**SET PROBLEM:** Reply with the count of lines holding "silver", nothing more.

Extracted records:
=======
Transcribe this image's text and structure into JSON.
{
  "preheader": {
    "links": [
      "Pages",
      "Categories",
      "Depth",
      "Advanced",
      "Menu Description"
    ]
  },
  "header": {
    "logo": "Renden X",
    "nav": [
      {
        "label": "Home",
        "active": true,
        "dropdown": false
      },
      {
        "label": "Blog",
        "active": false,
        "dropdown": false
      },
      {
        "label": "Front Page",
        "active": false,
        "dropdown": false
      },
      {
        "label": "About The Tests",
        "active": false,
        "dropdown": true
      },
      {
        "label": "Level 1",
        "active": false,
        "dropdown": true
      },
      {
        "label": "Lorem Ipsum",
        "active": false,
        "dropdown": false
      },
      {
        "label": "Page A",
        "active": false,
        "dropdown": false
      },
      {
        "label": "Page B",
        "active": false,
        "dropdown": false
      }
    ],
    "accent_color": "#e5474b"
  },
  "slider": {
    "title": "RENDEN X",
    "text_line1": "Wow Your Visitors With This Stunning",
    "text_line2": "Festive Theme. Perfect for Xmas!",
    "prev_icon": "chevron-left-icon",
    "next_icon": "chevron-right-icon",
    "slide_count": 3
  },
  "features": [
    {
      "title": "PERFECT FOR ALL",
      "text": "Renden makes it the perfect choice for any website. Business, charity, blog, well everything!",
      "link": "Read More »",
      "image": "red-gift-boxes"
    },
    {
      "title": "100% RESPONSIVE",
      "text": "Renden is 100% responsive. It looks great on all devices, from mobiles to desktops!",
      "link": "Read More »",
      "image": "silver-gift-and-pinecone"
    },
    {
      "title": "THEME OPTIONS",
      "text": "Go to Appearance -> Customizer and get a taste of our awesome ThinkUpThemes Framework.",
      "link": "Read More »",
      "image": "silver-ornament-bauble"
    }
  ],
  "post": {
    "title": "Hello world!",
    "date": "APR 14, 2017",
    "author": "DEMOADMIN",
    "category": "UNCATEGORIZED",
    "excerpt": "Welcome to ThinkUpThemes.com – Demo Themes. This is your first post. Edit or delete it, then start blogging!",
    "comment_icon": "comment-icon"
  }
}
=======
**SOLUTION BELOW:** 2